> **Material provided**
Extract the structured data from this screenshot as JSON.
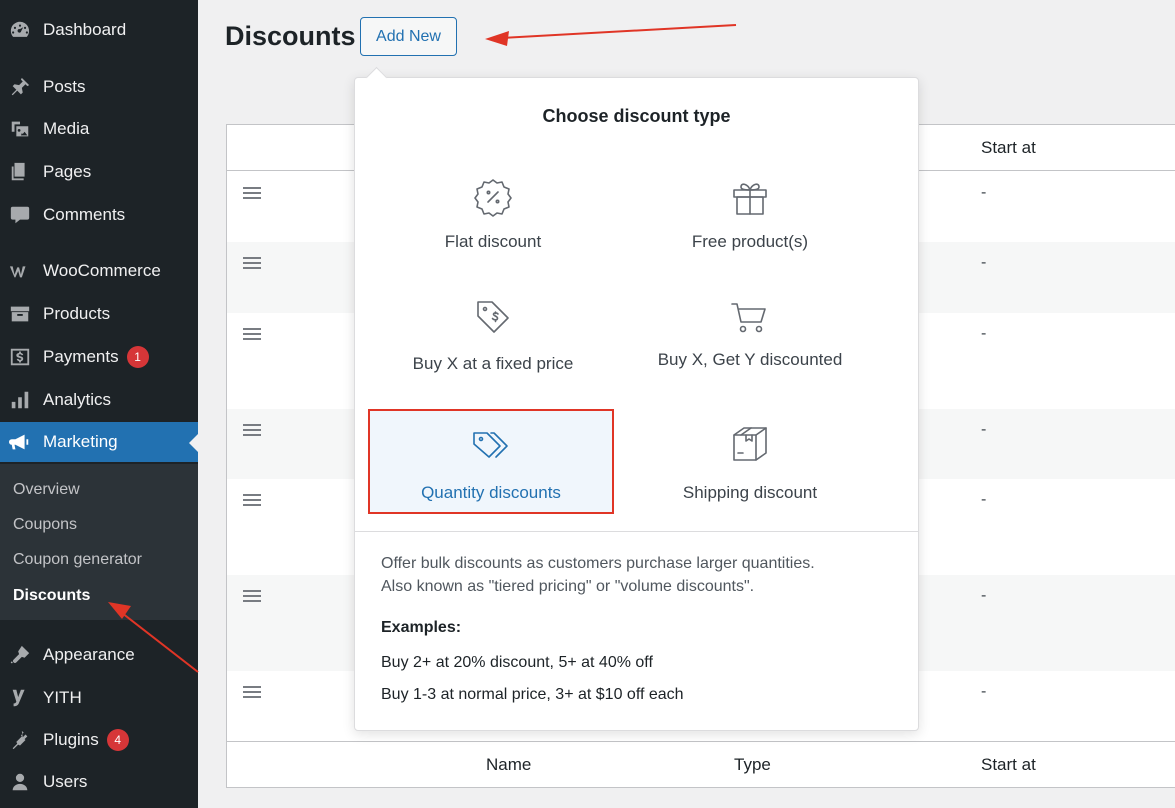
{
  "sidebar": {
    "items": [
      {
        "label": "Dashboard",
        "icon": "dashboard-icon"
      },
      {
        "label": "Posts",
        "icon": "pushpin-icon"
      },
      {
        "label": "Media",
        "icon": "media-icon"
      },
      {
        "label": "Pages",
        "icon": "pages-icon"
      },
      {
        "label": "Comments",
        "icon": "comment-icon"
      },
      {
        "label": "WooCommerce",
        "icon": "woocommerce-icon"
      },
      {
        "label": "Products",
        "icon": "archive-icon"
      },
      {
        "label": "Payments",
        "icon": "dollar-icon",
        "badge": "1"
      },
      {
        "label": "Analytics",
        "icon": "bar-chart-icon"
      },
      {
        "label": "Marketing",
        "icon": "megaphone-icon"
      },
      {
        "label": "Appearance",
        "icon": "paintbrush-icon"
      },
      {
        "label": "YITH",
        "icon": "yith-icon"
      },
      {
        "label": "Plugins",
        "icon": "plug-icon",
        "badge": "4"
      },
      {
        "label": "Users",
        "icon": "user-icon"
      }
    ],
    "submenu": [
      "Overview",
      "Coupons",
      "Coupon generator",
      "Discounts"
    ]
  },
  "page": {
    "title": "Discounts",
    "add_new_label": "Add New"
  },
  "table": {
    "header_start": "Start at",
    "footer": {
      "name": "Name",
      "type": "Type",
      "start": "Start at"
    },
    "row_value": "-"
  },
  "popover": {
    "title": "Choose discount type",
    "options": [
      {
        "label": "Flat discount",
        "icon": "percent-badge-icon"
      },
      {
        "label": "Free product(s)",
        "icon": "gift-icon"
      },
      {
        "label": "Buy X at a fixed price",
        "icon": "price-tag-dollar-icon"
      },
      {
        "label": "Buy X, Get Y discounted",
        "icon": "shopping-cart-icon"
      },
      {
        "label": "Quantity discounts",
        "icon": "tags-icon"
      },
      {
        "label": "Shipping discount",
        "icon": "box-icon"
      }
    ],
    "description_line1": "Offer bulk discounts as customers purchase larger quantities.",
    "description_line2": "Also known as \"tiered pricing\" or \"volume discounts\".",
    "examples_heading": "Examples:",
    "examples": [
      "Buy 2+ at 20% discount, 5+ at 40% off",
      "Buy 1-3 at normal price, 3+ at $10 off each"
    ]
  },
  "colors": {
    "sidebar_bg": "#1d2327",
    "active_bg": "#2271b1",
    "accent": "#2271b1",
    "highlight_red": "#e03526",
    "badge_red": "#d63638"
  }
}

> **Problem description**
Your task is to set down the records shown above exactly, minus any pictures.

> **Complete answer**
Extract the structured data from this screenshot as JSON.
{
  "sidebar": {
    "items": [
      {
        "label": "Dashboard",
        "icon": "dashboard-icon"
      },
      {
        "label": "Posts",
        "icon": "pushpin-icon"
      },
      {
        "label": "Media",
        "icon": "media-icon"
      },
      {
        "label": "Pages",
        "icon": "pages-icon"
      },
      {
        "label": "Comments",
        "icon": "comment-icon"
      },
      {
        "label": "WooCommerce",
        "icon": "woocommerce-icon"
      },
      {
        "label": "Products",
        "icon": "archive-icon"
      },
      {
        "label": "Payments",
        "icon": "dollar-icon",
        "badge": "1"
      },
      {
        "label": "Analytics",
        "icon": "bar-chart-icon"
      },
      {
        "label": "Marketing",
        "icon": "megaphone-icon"
      },
      {
        "label": "Appearance",
        "icon": "paintbrush-icon"
      },
      {
        "label": "YITH",
        "icon": "yith-icon"
      },
      {
        "label": "Plugins",
        "icon": "plug-icon",
        "badge": "4"
      },
      {
        "label": "Users",
        "icon": "user-icon"
      }
    ],
    "submenu": [
      "Overview",
      "Coupons",
      "Coupon generator",
      "Discounts"
    ]
  },
  "page": {
    "title": "Discounts",
    "add_new_label": "Add New"
  },
  "table": {
    "header_start": "Start at",
    "footer": {
      "name": "Name",
      "type": "Type",
      "start": "Start at"
    },
    "row_value": "-"
  },
  "popover": {
    "title": "Choose discount type",
    "options": [
      {
        "label": "Flat discount",
        "icon": "percent-badge-icon"
      },
      {
        "label": "Free product(s)",
        "icon": "gift-icon"
      },
      {
        "label": "Buy X at a fixed price",
        "icon": "price-tag-dollar-icon"
      },
      {
        "label": "Buy X, Get Y discounted",
        "icon": "shopping-cart-icon"
      },
      {
        "label": "Quantity discounts",
        "icon": "tags-icon"
      },
      {
        "label": "Shipping discount",
        "icon": "box-icon"
      }
    ],
    "description_line1": "Offer bulk discounts as customers purchase larger quantities.",
    "description_line2": "Also known as \"tiered pricing\" or \"volume discounts\".",
    "examples_heading": "Examples:",
    "examples": [
      "Buy 2+ at 20% discount, 5+ at 40% off",
      "Buy 1-3 at normal price, 3+ at $10 off each"
    ]
  },
  "colors": {
    "sidebar_bg": "#1d2327",
    "active_bg": "#2271b1",
    "accent": "#2271b1",
    "highlight_red": "#e03526",
    "badge_red": "#d63638"
  }
}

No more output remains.